Trecho citado —
┌──
O que podemos esperar de Deus? O que nos diz a religião cristã a respeito da intervenção divina na vida humana? Como é que podemos pensar a dinâmica dessa relação?
Ando pensando que o desafio de todas as relações esteja justamente em não confundirmos os papéis. Nenhuma relação humana será saudável na confusão dos papéis. Definir o que se é consiste em construir as bases sólidas que nos permitirão “esperar e também desesperar”. Já me explico. Esperar é a atitude que nos permite a serenidade de que o outro fará por nós, aquilo que não podemos fazer a sós. Desesperar é chegar à conclusão de que a vida tem limites, que terão que ser respeitados. Desesperar não significa sair gritando, esbravejando desaforos a respeito dos limites, mas consiste em serenizar o coração, aquietando-o e esperando os ensinamentos que virão do acontecimento que provocou a desesperança. E assim concluo: o desespero é o outro lado da esperança...
└──
Registros guardados —
┌──
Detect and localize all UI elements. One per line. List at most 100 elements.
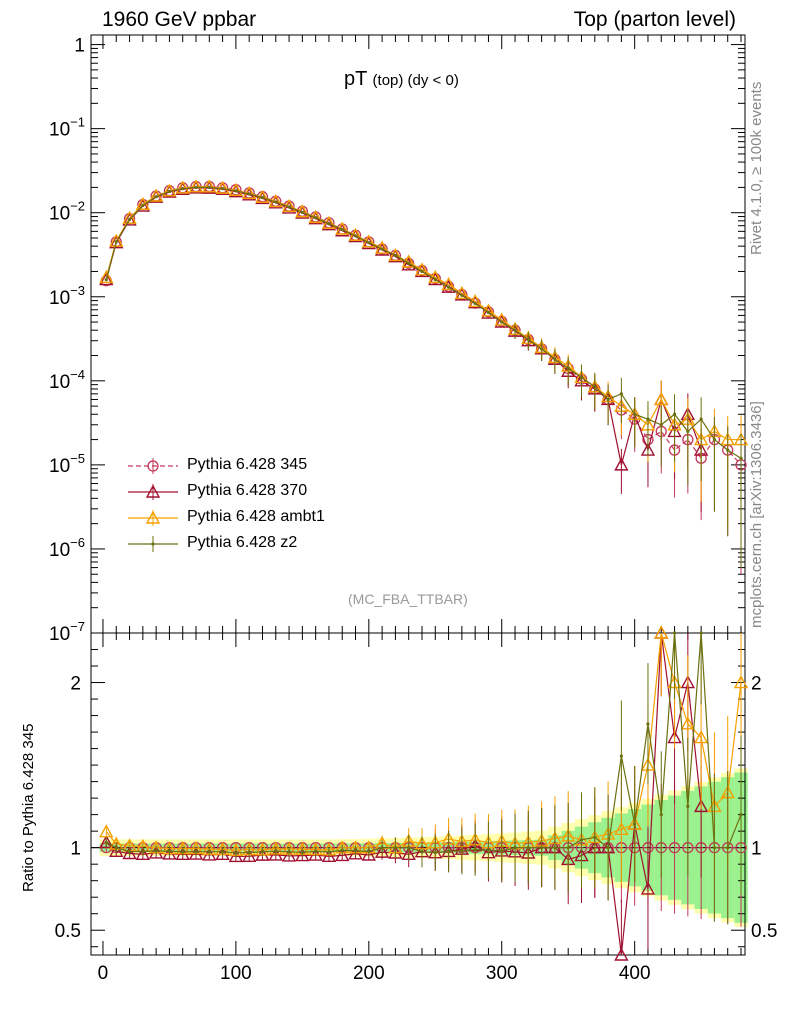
ratio-point bbox=[407, 846, 411, 850]
ratio-point bbox=[109, 843, 124, 858]
data-point bbox=[367, 241, 371, 245]
data-point bbox=[114, 240, 118, 244]
ratio-point bbox=[380, 846, 384, 850]
ratio-point bbox=[122, 846, 137, 860]
legend-entry-label: Pythia 6.428 ambt1 bbox=[187, 508, 325, 525]
legend-marker bbox=[145, 510, 161, 524]
ratio-point bbox=[300, 850, 304, 855]
ratio-point bbox=[274, 849, 278, 853]
ratio-point bbox=[693, 798, 709, 813]
x-tick-label: 200 bbox=[353, 963, 385, 984]
ratio-point bbox=[699, 631, 703, 635]
legend-marker bbox=[147, 460, 159, 472]
header-energy: 1960 GeV ppbar bbox=[102, 8, 257, 31]
ratio-point bbox=[593, 835, 597, 839]
ratio-point bbox=[361, 847, 376, 861]
series-3-ratio bbox=[104, 631, 743, 925]
ratio-tick-label-right: 2 bbox=[751, 674, 762, 695]
ratio-point bbox=[207, 850, 211, 854]
ratio-point bbox=[220, 850, 225, 854]
data-point bbox=[593, 385, 597, 389]
series-line bbox=[105, 186, 742, 459]
ratio-point bbox=[693, 730, 709, 744]
y-tick-label: 1 bbox=[74, 36, 85, 57]
data-point bbox=[473, 301, 477, 306]
data-point bbox=[127, 217, 132, 222]
data-point bbox=[314, 216, 318, 220]
ratio-point bbox=[712, 846, 717, 850]
data-point bbox=[109, 235, 124, 249]
data-point bbox=[467, 293, 483, 308]
ratio-point bbox=[659, 813, 663, 817]
data-point bbox=[407, 261, 411, 265]
header-process: Top (parton level) bbox=[573, 8, 736, 31]
data-point bbox=[526, 337, 530, 342]
legend-swatch-3 bbox=[128, 536, 178, 552]
ratio-point bbox=[646, 722, 650, 726]
data-point bbox=[460, 293, 464, 297]
x-tick-label: 300 bbox=[486, 963, 518, 984]
plot-title-sub: (top) (dy < 0) bbox=[372, 72, 459, 89]
ratio-point bbox=[500, 849, 504, 853]
ratio-tick-label-left: 0.5 bbox=[55, 921, 81, 942]
ratio-point bbox=[99, 834, 114, 849]
data-point bbox=[672, 412, 677, 416]
ratio-point bbox=[104, 840, 108, 844]
ratio-point bbox=[114, 846, 118, 850]
data-point bbox=[122, 212, 137, 226]
data-point bbox=[247, 192, 251, 196]
data-point bbox=[633, 412, 637, 416]
data-point bbox=[500, 320, 504, 324]
y-tick-label: 10−5 bbox=[49, 451, 85, 477]
ratio-point bbox=[287, 850, 291, 854]
data-point bbox=[566, 366, 570, 371]
data-point bbox=[104, 278, 108, 282]
data-point bbox=[420, 269, 424, 274]
ratio-point bbox=[606, 846, 610, 850]
ratio-point bbox=[242, 848, 257, 863]
data-point bbox=[99, 272, 114, 286]
ratio-point bbox=[566, 846, 570, 850]
ratio-point bbox=[680, 716, 696, 730]
data-point bbox=[141, 203, 145, 208]
data-point bbox=[428, 269, 443, 284]
ratio-point bbox=[686, 804, 690, 808]
data-point bbox=[454, 285, 470, 299]
ratio-point bbox=[335, 847, 350, 862]
y-tick-label: 10−2 bbox=[49, 199, 85, 225]
data-point bbox=[619, 392, 623, 396]
ratio-axis-label: Ratio to Pythia 6.428 345 bbox=[20, 723, 37, 892]
data-point bbox=[540, 347, 544, 351]
legend-swatch-2 bbox=[128, 510, 178, 526]
data-point bbox=[614, 457, 629, 471]
ratio-point bbox=[314, 849, 318, 853]
ratio-tick-label-right: 1 bbox=[751, 839, 762, 860]
ratio-point bbox=[619, 754, 623, 758]
ratio-point bbox=[672, 631, 677, 635]
ratio-point bbox=[668, 842, 681, 854]
y-tick-label: 10−4 bbox=[49, 367, 85, 393]
analysis-tag: (MC_FBA_TTBAR) bbox=[348, 591, 468, 607]
data-point bbox=[433, 278, 437, 282]
y-tick-label: 10−1 bbox=[49, 115, 85, 141]
data-point bbox=[739, 456, 743, 460]
data-point bbox=[579, 375, 584, 379]
ratio-point bbox=[526, 846, 530, 850]
legend-swatch-1 bbox=[128, 484, 178, 500]
ratio-point bbox=[633, 822, 637, 826]
x-tick-label: 400 bbox=[619, 963, 651, 984]
data-point bbox=[340, 227, 344, 232]
data-point bbox=[135, 198, 151, 212]
ratio-point bbox=[167, 849, 172, 853]
data-point bbox=[726, 448, 730, 452]
rivet-version-label: Rivet 4.1.0, ≥ 100k events bbox=[748, 81, 765, 255]
ratio-point bbox=[446, 849, 451, 853]
data-point bbox=[99, 269, 114, 284]
x-tick-label: 100 bbox=[220, 963, 252, 984]
data-point bbox=[220, 187, 225, 191]
legend-marker bbox=[151, 542, 155, 546]
data-point bbox=[181, 187, 185, 191]
ratio-point bbox=[353, 849, 358, 853]
series-line bbox=[105, 187, 702, 466]
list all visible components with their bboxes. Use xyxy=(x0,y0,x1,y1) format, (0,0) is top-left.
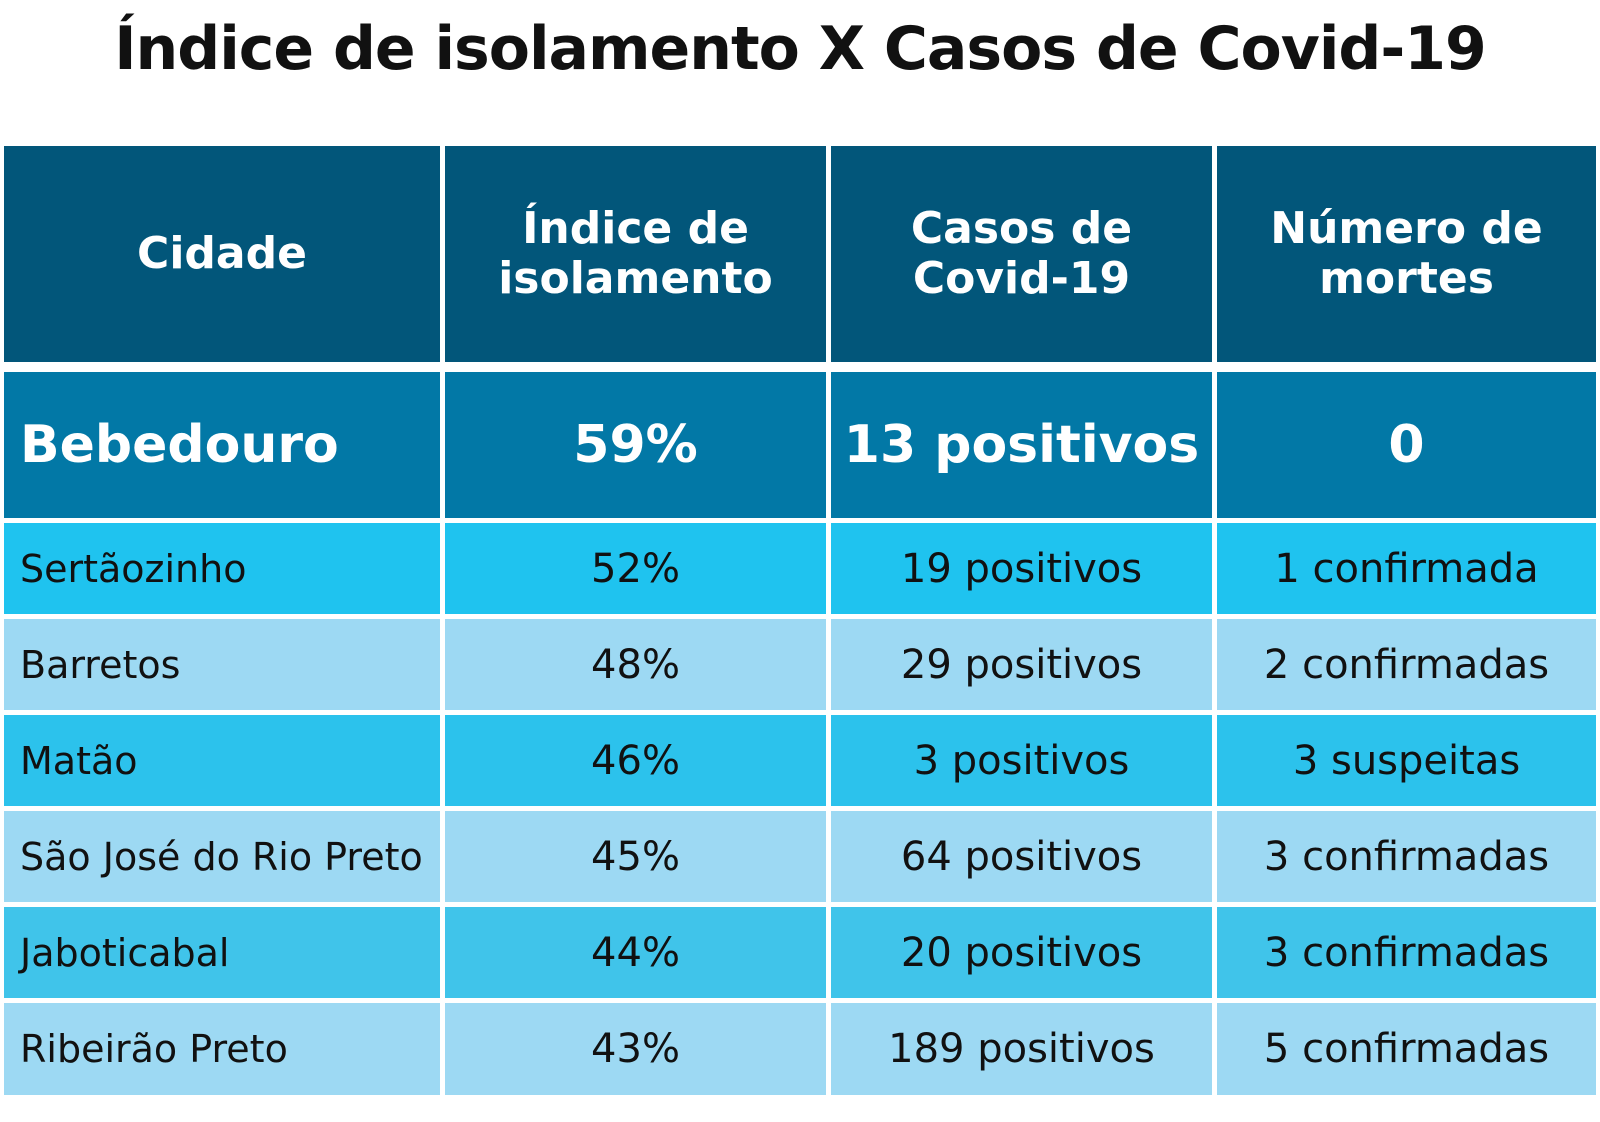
cell-mortes: 1 confirmada xyxy=(1217,523,1596,619)
cell-casos: 189 positivos xyxy=(831,1003,1217,1095)
header-indice-line1: Índice de xyxy=(522,203,749,254)
cell-cidade: Sertãozinho xyxy=(4,523,445,619)
header-indice: Índice de isolamento xyxy=(445,146,831,372)
header-mortes-line2: mortes xyxy=(1319,253,1494,304)
highlight-row: Bebedouro 59% 13 positivos 0 xyxy=(4,372,1596,523)
cell-mortes: 3 suspeitas xyxy=(1217,715,1596,811)
cell-casos: 19 positivos xyxy=(831,523,1217,619)
cell-casos: 20 positivos xyxy=(831,907,1217,1003)
header-cidade: Cidade xyxy=(4,146,445,372)
cell-indice: 43% xyxy=(445,1003,831,1095)
cell-indice: 52% xyxy=(445,523,831,619)
covid-table: Cidade Índice de isolamento Casos de Cov… xyxy=(4,146,1596,1095)
cell-cidade: São José do Rio Preto xyxy=(4,811,445,907)
cell-casos: 29 positivos xyxy=(831,619,1217,715)
header-casos-line2: Covid-19 xyxy=(912,253,1131,304)
table-row: Ribeirão Preto 43% 189 positivos 5 confi… xyxy=(4,1003,1596,1095)
header-casos-line1: Casos de xyxy=(910,203,1133,254)
cell-cidade: Barretos xyxy=(4,619,445,715)
highlight-mortes: 0 xyxy=(1217,372,1596,523)
table-row: Barretos 48% 29 positivos 2 confirmadas xyxy=(4,619,1596,715)
header-row: Cidade Índice de isolamento Casos de Cov… xyxy=(4,146,1596,372)
cell-mortes: 3 confirmadas xyxy=(1217,907,1596,1003)
cell-cidade: Jaboticabal xyxy=(4,907,445,1003)
header-mortes-line1: Número de xyxy=(1270,203,1543,254)
cell-mortes: 5 confirmadas xyxy=(1217,1003,1596,1095)
cell-casos: 3 positivos xyxy=(831,715,1217,811)
header-casos: Casos de Covid-19 xyxy=(831,146,1217,372)
highlight-cidade: Bebedouro xyxy=(4,372,445,523)
highlight-indice: 59% xyxy=(445,372,831,523)
cell-cidade: Ribeirão Preto xyxy=(4,1003,445,1095)
cell-indice: 48% xyxy=(445,619,831,715)
table-row: Sertãozinho 52% 19 positivos 1 confirmad… xyxy=(4,523,1596,619)
cell-indice: 46% xyxy=(445,715,831,811)
chart-title: Índice de isolamento X Casos de Covid-19 xyxy=(114,14,1487,84)
cell-cidade: Matão xyxy=(4,715,445,811)
table-row: Matão 46% 3 positivos 3 suspeitas xyxy=(4,715,1596,811)
table-row: Jaboticabal 44% 20 positivos 3 confirmad… xyxy=(4,907,1596,1003)
header-mortes: Número de mortes xyxy=(1217,146,1596,372)
cell-mortes: 2 confirmadas xyxy=(1217,619,1596,715)
cell-indice: 45% xyxy=(445,811,831,907)
cell-indice: 44% xyxy=(445,907,831,1003)
highlight-casos: 13 positivos xyxy=(831,372,1217,523)
table-row: São José do Rio Preto 45% 64 positivos 3… xyxy=(4,811,1596,907)
header-indice-line2: isolamento xyxy=(498,253,773,304)
cell-mortes: 3 confirmadas xyxy=(1217,811,1596,907)
header-cidade-line1: Cidade xyxy=(137,228,307,279)
cell-casos: 64 positivos xyxy=(831,811,1217,907)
└──
Repita, sem mudar nada, a parte do texto sobre esperança e desespero que começa em "Ando pensando que" e vai até "lado da esperança...", incluindo essas palavras finais.

Ando pensando que o desafio de todas as relações esteja justamente em não confundirmos os papéis. Nenhuma relação humana será saudável na confusão dos papéis. Definir o que se é consiste em construir as bases sólidas que nos permitirão “esperar e também desesperar”. Já me explico. Esperar é a atitude que nos permite a serenidade de que o outro fará por nós, aquilo que não podemos fazer a sós. Desesperar é chegar à conclusão de que a vida tem limites, que terão que ser respeitados. Desesperar não significa sair gritando, esbravejando desaforos a respeito dos limites, mas consiste em serenizar o coração, aquietando-o e esperando os ensinamentos que virão do acontecimento que provocou a desesperança. E assim concluo: o desespero é o outro lado da esperança...